What is expected: Return the lines below that carry the word "unix".

○ ○ ○ ○

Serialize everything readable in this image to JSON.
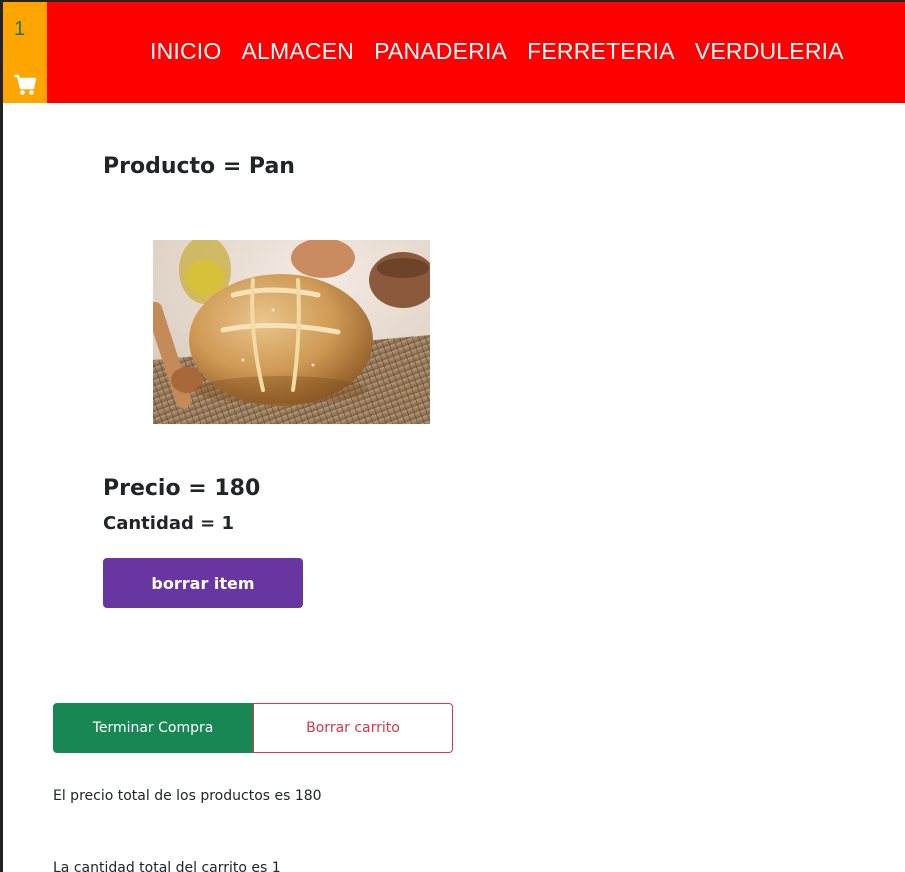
{
  "cart": {
    "count": "1",
    "icon": "shopping-cart-icon"
  },
  "nav": {
    "items": [
      {
        "label": "INICIO"
      },
      {
        "label": "ALMACEN"
      },
      {
        "label": "PANADERIA"
      },
      {
        "label": "FERRETERIA"
      },
      {
        "label": "VERDULERIA"
      }
    ]
  },
  "product": {
    "title": "Producto = Pan",
    "image_alt": "Pan",
    "price": "Precio = 180",
    "quantity": "Cantidad = 1",
    "delete_label": "borrar item"
  },
  "actions": {
    "finish_label": "Terminar Compra",
    "clear_label": "Borrar carrito"
  },
  "summary": {
    "total_price": "El precio total de los productos es 180",
    "total_quantity": "La cantidad total del carrito es 1"
  },
  "colors": {
    "header_bg": "#ff0000",
    "cart_bg": "#ffa500",
    "cart_count": "#1f7a1f",
    "delete_button": "#6836a0",
    "finish_button": "#198754",
    "clear_button": "#dc3545"
  }
}
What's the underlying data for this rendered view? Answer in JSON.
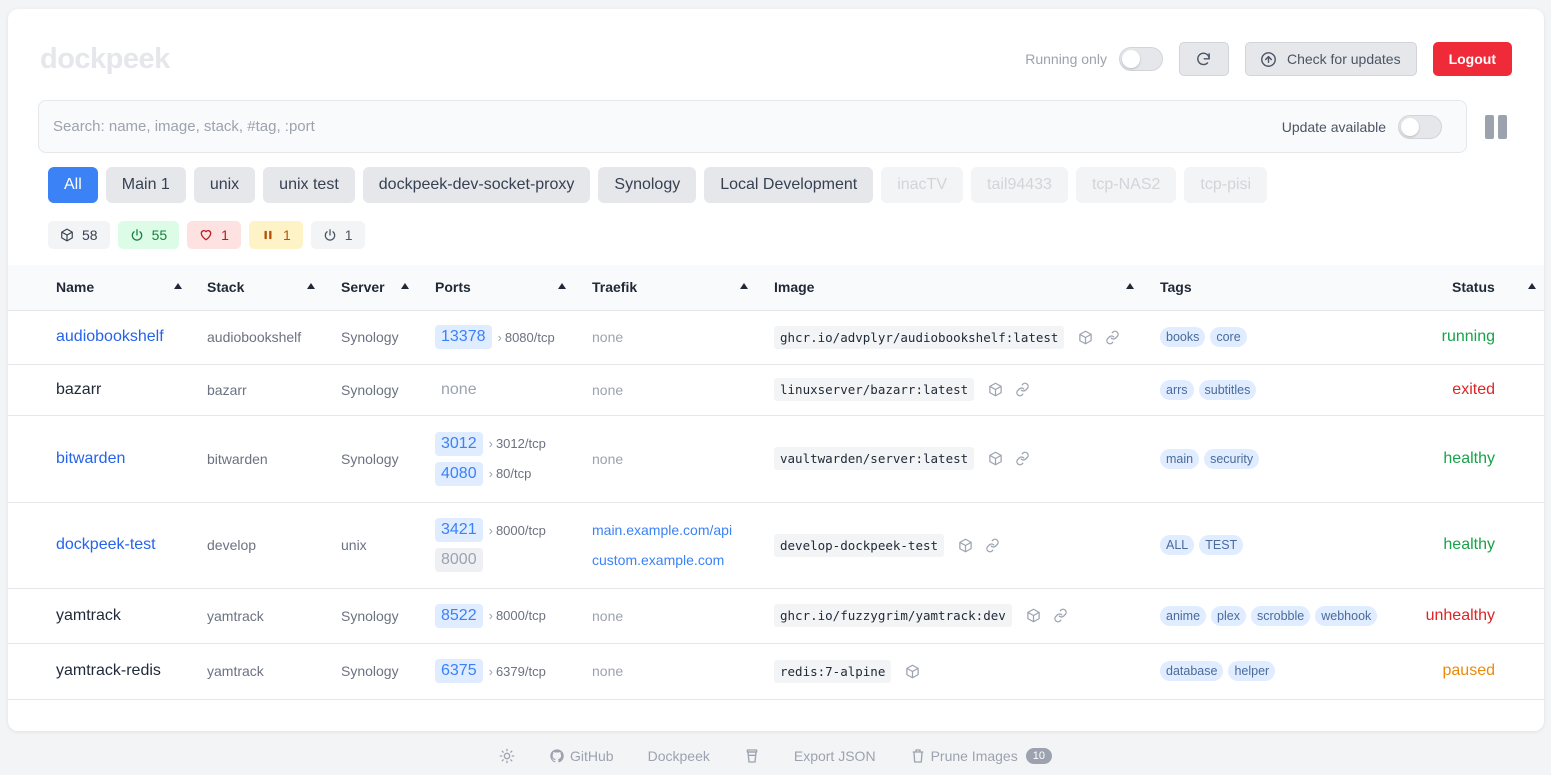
{
  "app": {
    "title": "dockpeek"
  },
  "topbar": {
    "running_only_label": "Running only",
    "check_updates_label": "Check for updates",
    "logout_label": "Logout"
  },
  "search": {
    "placeholder": "Search: name, image, stack, #tag, :port",
    "update_available_label": "Update available"
  },
  "filters": [
    {
      "label": "All",
      "state": "active"
    },
    {
      "label": "Main 1",
      "state": "normal"
    },
    {
      "label": "unix",
      "state": "normal"
    },
    {
      "label": "unix test",
      "state": "normal"
    },
    {
      "label": "dockpeek-dev-socket-proxy",
      "state": "normal"
    },
    {
      "label": "Synology",
      "state": "normal"
    },
    {
      "label": "Local Development",
      "state": "normal"
    },
    {
      "label": "inacTV",
      "state": "inactive"
    },
    {
      "label": "tail94433",
      "state": "inactive"
    },
    {
      "label": "tcp-NAS2",
      "state": "inactive"
    },
    {
      "label": "tcp-pisi",
      "state": "inactive"
    }
  ],
  "counters": {
    "total": "58",
    "running": "55",
    "unhealthy": "1",
    "paused": "1",
    "exited": "1"
  },
  "table": {
    "headers": {
      "name": "Name",
      "stack": "Stack",
      "server": "Server",
      "ports": "Ports",
      "traefik": "Traefik",
      "image": "Image",
      "tags": "Tags",
      "status": "Status"
    },
    "rows": [
      {
        "name": "audiobookshelf",
        "link": true,
        "stack": "audiobookshelf",
        "server": "Synology",
        "ports": [
          {
            "host": "13378",
            "container": "8080/tcp"
          }
        ],
        "traefik": "none",
        "traefik_links": [],
        "image": "ghcr.io/advplyr/audiobookshelf:latest",
        "has_link": true,
        "tags": [
          "books",
          "core"
        ],
        "status": "running",
        "status_class": "s-running"
      },
      {
        "name": "bazarr",
        "link": false,
        "stack": "bazarr",
        "server": "Synology",
        "ports": [],
        "ports_none": "none",
        "traefik": "none",
        "traefik_links": [],
        "image": "linuxserver/bazarr:latest",
        "has_link": true,
        "tags": [
          "arrs",
          "subtitles"
        ],
        "status": "exited",
        "status_class": "s-exited"
      },
      {
        "name": "bitwarden",
        "link": true,
        "stack": "bitwarden",
        "server": "Synology",
        "ports": [
          {
            "host": "3012",
            "container": "3012/tcp"
          },
          {
            "host": "4080",
            "container": "80/tcp"
          }
        ],
        "traefik": "none",
        "traefik_links": [],
        "image": "vaultwarden/server:latest",
        "has_link": true,
        "tags": [
          "main",
          "security"
        ],
        "status": "healthy",
        "status_class": "s-healthy"
      },
      {
        "name": "dockpeek-test",
        "link": true,
        "stack": "develop",
        "server": "unix",
        "ports": [
          {
            "host": "3421",
            "container": "8000/tcp"
          },
          {
            "host": "8000",
            "container": "",
            "gray": true
          }
        ],
        "traefik": "",
        "traefik_links": [
          "main.example.com/api",
          "custom.example.com"
        ],
        "image": "develop-dockpeek-test",
        "has_link": true,
        "tags": [
          "ALL",
          "TEST"
        ],
        "status": "healthy",
        "status_class": "s-healthy"
      },
      {
        "name": "yamtrack",
        "link": false,
        "stack": "yamtrack",
        "server": "Synology",
        "ports": [
          {
            "host": "8522",
            "container": "8000/tcp"
          }
        ],
        "traefik": "none",
        "traefik_links": [],
        "image": "ghcr.io/fuzzygrim/yamtrack:dev",
        "has_link": true,
        "tags": [
          "anime",
          "plex",
          "scrobble",
          "webhook"
        ],
        "status": "unhealthy",
        "status_class": "s-unhealthy"
      },
      {
        "name": "yamtrack-redis",
        "link": false,
        "stack": "yamtrack",
        "server": "Synology",
        "ports": [
          {
            "host": "6375",
            "container": "6379/tcp"
          }
        ],
        "traefik": "none",
        "traefik_links": [],
        "image": "redis:7-alpine",
        "has_link": false,
        "tags": [
          "database",
          "helper"
        ],
        "status": "paused",
        "status_class": "s-paused"
      }
    ]
  },
  "footer": {
    "github_label": "GitHub",
    "dockpeek_label": "Dockpeek",
    "export_label": "Export JSON",
    "prune_label": "Prune Images",
    "prune_count": "10"
  },
  "colors": {
    "accent": "#3b82f6",
    "logout": "#ef2b3a",
    "healthy": "#16a34a",
    "error": "#dc2626",
    "paused": "#ea8a0c"
  }
}
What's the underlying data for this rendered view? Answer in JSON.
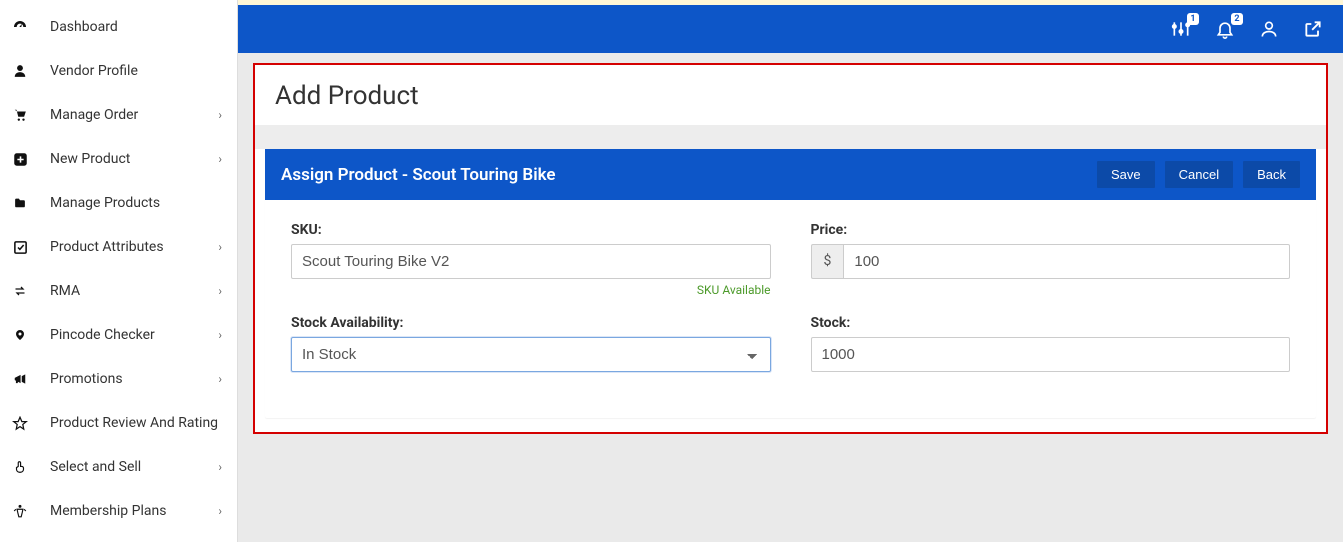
{
  "sidebar": {
    "items": [
      {
        "label": "Dashboard",
        "icon": "dashboard",
        "expandable": false
      },
      {
        "label": "Vendor Profile",
        "icon": "user",
        "expandable": false
      },
      {
        "label": "Manage Order",
        "icon": "cart",
        "expandable": true
      },
      {
        "label": "New Product",
        "icon": "plus-square",
        "expandable": true
      },
      {
        "label": "Manage Products",
        "icon": "folder",
        "expandable": false
      },
      {
        "label": "Product Attributes",
        "icon": "check-square",
        "expandable": true
      },
      {
        "label": "RMA",
        "icon": "exchange",
        "expandable": true
      },
      {
        "label": "Pincode Checker",
        "icon": "map-pin",
        "expandable": true
      },
      {
        "label": "Promotions",
        "icon": "bullhorn",
        "expandable": true
      },
      {
        "label": "Product Review And Rating",
        "icon": "star",
        "expandable": false
      },
      {
        "label": "Select and Sell",
        "icon": "hand-pointer",
        "expandable": true
      },
      {
        "label": "Membership Plans",
        "icon": "person",
        "expandable": true
      }
    ]
  },
  "topbar": {
    "sliders_badge": "1",
    "bell_badge": "2"
  },
  "page": {
    "title": "Add Product",
    "panel_title": "Assign Product - Scout Touring Bike",
    "buttons": {
      "save": "Save",
      "cancel": "Cancel",
      "back": "Back"
    },
    "fields": {
      "sku_label": "SKU:",
      "sku_value": "Scout Touring Bike V2",
      "sku_hint": "SKU Available",
      "price_label": "Price:",
      "price_currency": "$",
      "price_value": "100",
      "stock_avail_label": "Stock Availability:",
      "stock_avail_value": "In Stock",
      "stock_label": "Stock:",
      "stock_value": "1000"
    }
  }
}
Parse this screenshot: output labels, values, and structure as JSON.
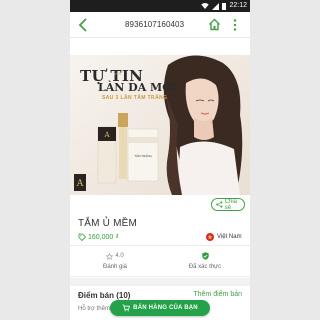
{
  "status_bar": {
    "time": "22:12"
  },
  "header": {
    "title": "8936107160403"
  },
  "promo": {
    "line1": "TỰ TIN",
    "tag": "VỚI",
    "line2": "LÀN DA MỚI",
    "line3": "SAU 3 LẦN TẮM TRẮNG"
  },
  "share": {
    "label": "Chia sẻ"
  },
  "product": {
    "name": "TẮM Ủ MỀM",
    "price": "160,000 ₫",
    "origin": "Việt Nam"
  },
  "stats": {
    "rating_value": "4.0",
    "rating_label": "Đánh giá",
    "verified_label": "Đã xác thực"
  },
  "stores": {
    "title": "Điểm bán (10)",
    "link": "Thêm điểm bán",
    "subtitle": "Hỗ trợ thêm"
  },
  "sell_button": {
    "label": "BÁN HÀNG CỦA BẠN"
  },
  "colors": {
    "accent": "#23a24a",
    "status_bar": "#1e1e1e"
  }
}
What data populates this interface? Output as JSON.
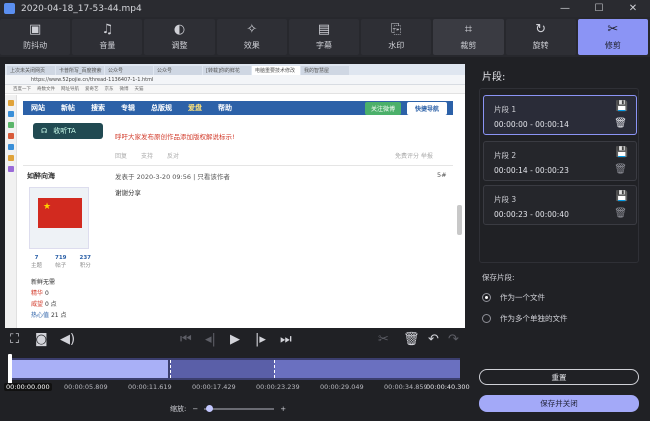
{
  "window": {
    "title": "2020-04-18_17-53-44.mp4",
    "controls": [
      "minimize-icon",
      "maximize-icon",
      "close-icon"
    ]
  },
  "toolbar": {
    "tools": [
      {
        "label": "防抖动",
        "icon": "stabilize-icon",
        "glyph": "▣"
      },
      {
        "label": "音量",
        "icon": "music-note-icon",
        "glyph": "♫"
      },
      {
        "label": "调整",
        "icon": "adjust-icon",
        "glyph": "◐"
      },
      {
        "label": "效果",
        "icon": "magic-wand-icon",
        "glyph": "✧"
      },
      {
        "label": "字幕",
        "icon": "subtitle-icon",
        "glyph": "▤"
      },
      {
        "label": "水印",
        "icon": "watermark-icon",
        "glyph": "⎘"
      },
      {
        "label": "裁剪",
        "icon": "crop-icon",
        "glyph": "⌗"
      },
      {
        "label": "旋转",
        "icon": "rotate-icon",
        "glyph": "↻"
      },
      {
        "label": "修剪",
        "icon": "scissors-icon",
        "glyph": "✂"
      }
    ],
    "active_index": 8,
    "highlight_index": 6,
    "accent": "#8b94f5"
  },
  "preview": {
    "tabs": [
      "上次未关闭网页",
      "卡普所写_百度搜索",
      "公众号",
      "公众号",
      "[转载]你的鲜花",
      "电脑重要技术修改",
      "我的智慧屋"
    ],
    "address": "https://www.52pojie.cn/thread-1136407-1-1.html",
    "bookmarks": [
      "百度一下",
      "奇数文件",
      "网址导航",
      "爱奇艺",
      "京东",
      "微博",
      "天猫"
    ],
    "nav": [
      "网站",
      "新帖",
      "搜索",
      "专辑",
      "总版规",
      "爱盘",
      "帮助"
    ],
    "follow": "关注微博",
    "quick_nav": "快捷导航",
    "listen": "收听TA",
    "notice": "呼吁大家发布原创作品添加版权解说标示!",
    "tools_row": [
      "回复",
      "支持",
      "反对"
    ],
    "tools_right": "免费评分 举报",
    "user": "如醉向海",
    "post_meta": "发表于 2020-3-20 09:56 | 只看该作者",
    "floor": "5#",
    "post_body": "谢谢分享",
    "stats": [
      {
        "v": "7",
        "k": "主题"
      },
      {
        "v": "719",
        "k": "帖子"
      },
      {
        "v": "237",
        "k": "积分"
      }
    ],
    "user_lines": [
      {
        "k": "精华",
        "v": "0"
      },
      {
        "k": "威望",
        "v": "0 点"
      },
      {
        "k": "热心值",
        "v": "21 点"
      }
    ],
    "rank": "新鲜无需"
  },
  "player": {
    "icons": [
      "fullscreen-icon",
      "snapshot-camera-icon",
      "volume-icon",
      "skip-start-icon",
      "step-back-icon",
      "play-icon",
      "step-forward-icon",
      "skip-end-icon",
      "cut-scissors-icon",
      "delete-icon",
      "undo-icon",
      "redo-icon"
    ]
  },
  "timeline": {
    "current": "00:00:00.000",
    "ticks": [
      "00:00:05.809",
      "00:00:11.619",
      "00:00:17.429",
      "00:00:23.239",
      "00:00:29.049",
      "00:00:34.859",
      "00:00:40.300"
    ],
    "zoom_label": "缩放:",
    "zoom_minus": "−",
    "zoom_plus": "+",
    "zoom_level": 0.05
  },
  "right_panel": {
    "title": "片段:",
    "clips": [
      {
        "name": "片段 1",
        "range": "00:00:00 - 00:00:14",
        "selected": true
      },
      {
        "name": "片段 2",
        "range": "00:00:14 - 00:00:23",
        "selected": false
      },
      {
        "name": "片段 3",
        "range": "00:00:23 - 00:00:40",
        "selected": false
      }
    ],
    "save_title": "保存片段:",
    "options": [
      {
        "label": "作为一个文件",
        "checked": true
      },
      {
        "label": "作为多个单独的文件",
        "checked": false
      }
    ],
    "reset": "重置",
    "save_close": "保存并关闭"
  }
}
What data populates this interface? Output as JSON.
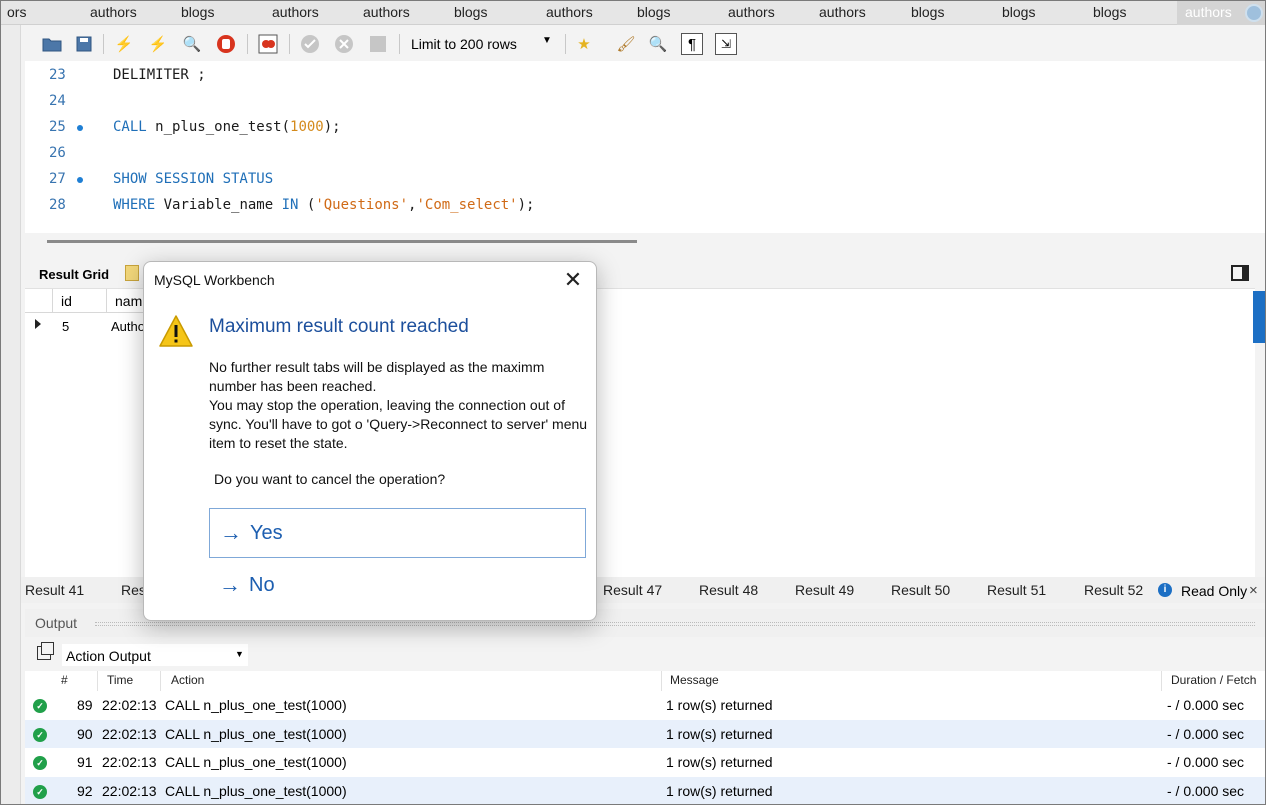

○ ○ ○ ○

The solution:
      "label": "unix",
      "label": "unix test",
        "server": "unix",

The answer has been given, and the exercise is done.